■ WRITTEN EXERCISE: Give the number of lines that contain the string "systems", please, and nothing else.

+-------+

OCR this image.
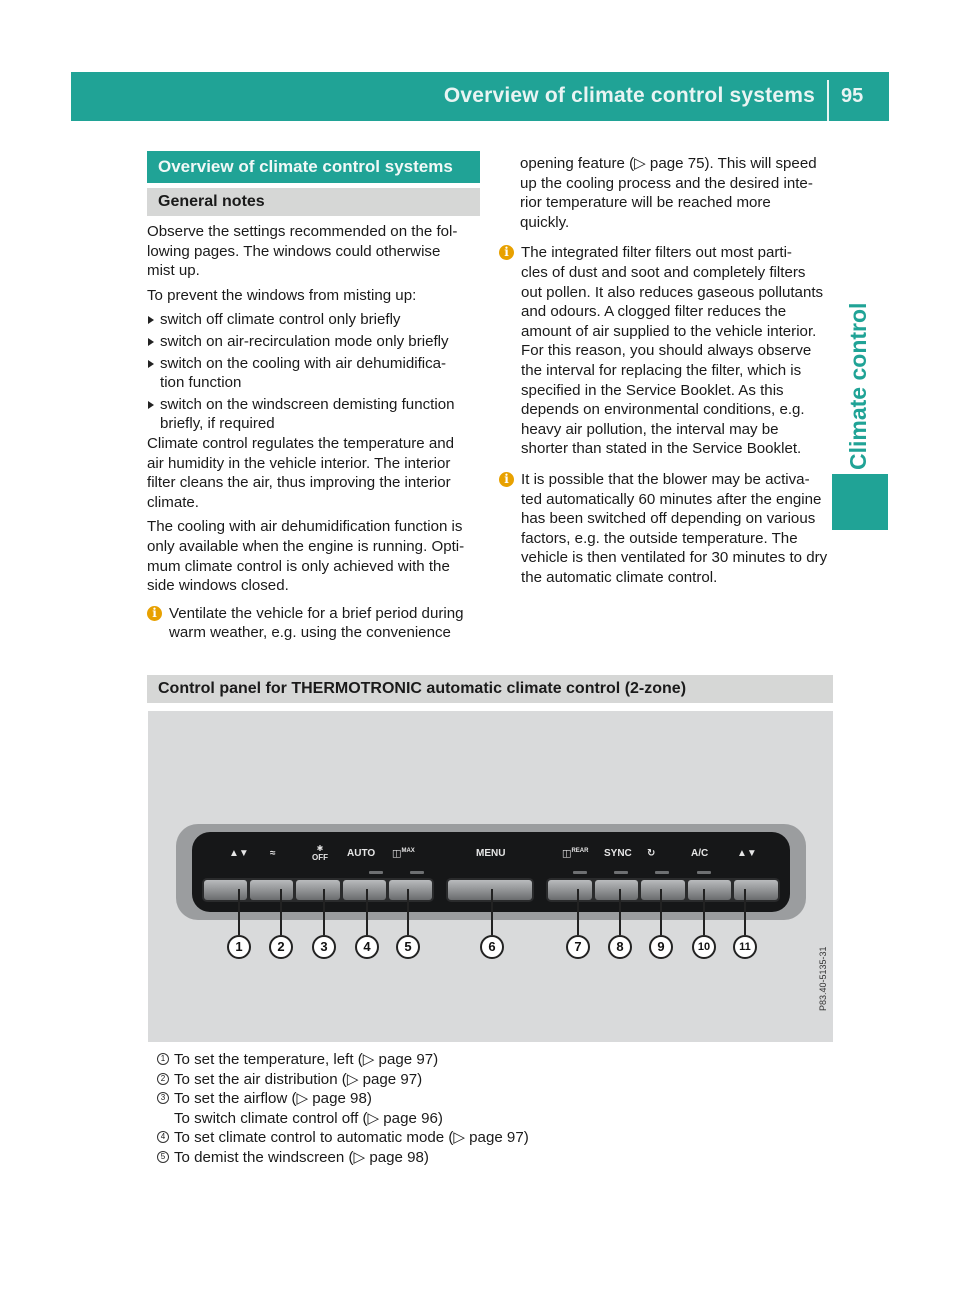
Overview of climate control systems	95
Climate control
Overview of climate control systems
General notes

Observe the settings recommended on the fol-
lowing pages. The windows could otherwise
mist up.

To prevent the windows from misting up:

switch off climate control only briefly
switch on air-recirculation mode only briefly
switch on the cooling with air dehumidifica-
tion function
switch on the windscreen demisting function
briefly, if required

Climate control regulates the temperature and
air humidity in the vehicle interior. The interior
filter cleans the air, thus improving the interior
climate.

The cooling with air dehumidification function is
only available when the engine is running. Opti-
mum climate control is only achieved with the
side windows closed.

i Ventilate the vehicle for a brief period during
warm weather, e.g. using the convenience

opening feature (▷ page 75). This will speed
up the cooling process and the desired inte-
rior temperature will be reached more
quickly.

i The integrated filter filters out most parti-
cles of dust and soot and completely filters
out pollen. It also reduces gaseous pollutants
and odours. A clogged filter reduces the
amount of air supplied to the vehicle interior.
For this reason, you should always observe
the interval for replacing the filter, which is
specified in the Service Booklet. As this
depends on environmental conditions, e.g.
heavy air pollution, the interval may be
shorter than stated in the Service Booklet.
i It is possible that the blower may be activa-
ted automatically 60 minutes after the engine
has been switched off depending on various
factors, e.g. the outside temperature. The
vehicle is then ventilated for 30 minutes to dry
the automatic climate control.
Control panel for THERMOTRONIC automatic climate control (2-zone)
▲▼ ≈	✱
OFF AUTO ◫$^{MAX}$	MENU	◫$^{REAR}$ SYNC ↻	A/C	▲▼
1	2	3	4	5	6	7	8	9	10	11	P83.40-5135-31
1 To set the temperature, left (▷ page 97)
2 To set the air distribution (▷ page 97)
3 To set the airflow (▷ page 98)
To switch climate control off (▷ page 96)
4 To set climate control to automatic mode (▷ page 97)
5 To demist the windscreen (▷ page 98)
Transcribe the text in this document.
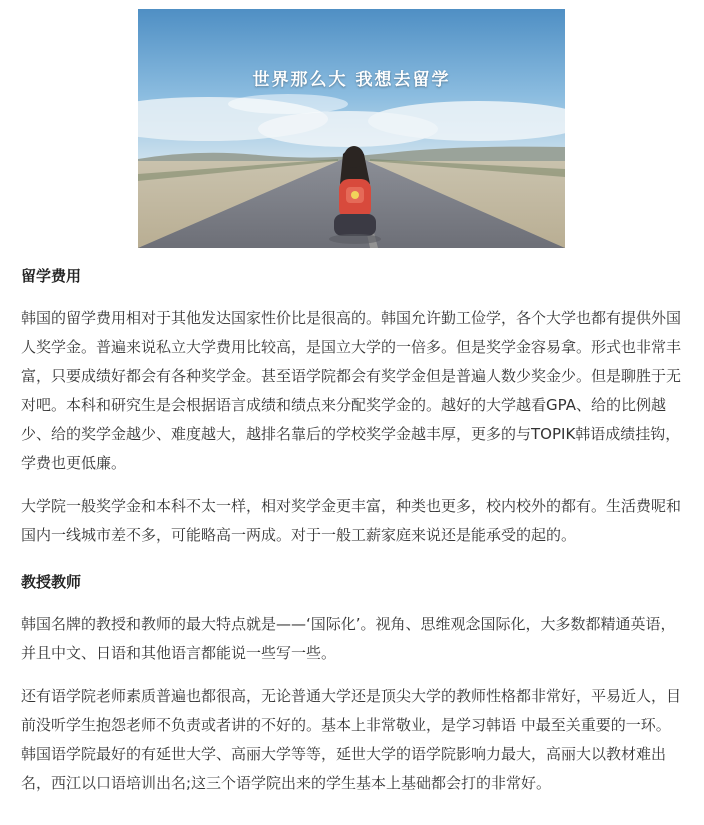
世界那么大 我想去留学
留学费用

韩国的留学费用相对于其他发达国家性价比是很高的。韩国允许勤工俭学，各个大学也都有提供外国人奖学金。普遍来说私立大学费用比较高，是国立大学的一倍多。但是奖学金容易拿。形式也非常丰富，只要成绩好都会有各种奖学金。甚至语学院都会有奖学金但是普遍人数少奖金少。但是聊胜于无对吧。本科和研究生是会根据语言成绩和绩点来分配奖学金的。越好的大学越看GPA、给的比例越少、给的奖学金越少、难度越大，越排名靠后的学校奖学金越丰厚，更多的与TOPIK韩语成绩挂钩，学费也更低廉。

大学院一般奖学金和本科不太一样，相对奖学金更丰富，种类也更多，校内校外的都有。生活费呢和国内一线城市差不多，可能略高一两成。对于一般工薪家庭来说还是能承受的起的。

教授教师

韩国名牌的教授和教师的最大特点就是——‘国际化’。视角、思维观念国际化，大多数都精通英语，并且中文、日语和其他语言都能说一些写一些。

还有语学院老师素质普遍也都很高，无论普通大学还是顶尖大学的教师性格都非常好，平易近人，目前没听学生抱怨老师不负责或者讲的不好的。基本上非常敬业，是学习韩语 中最至关重要的一环。韩国语学院最好的有延世大学、高丽大学等等，延世大学的语学院影响力最大，高丽大以教材难出名，西江以口语培训出名;这三个语学院出来的学生基本上基础都会打的非常好。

+-------+

■ OUTPUT FOR THIS EXERCISE: 2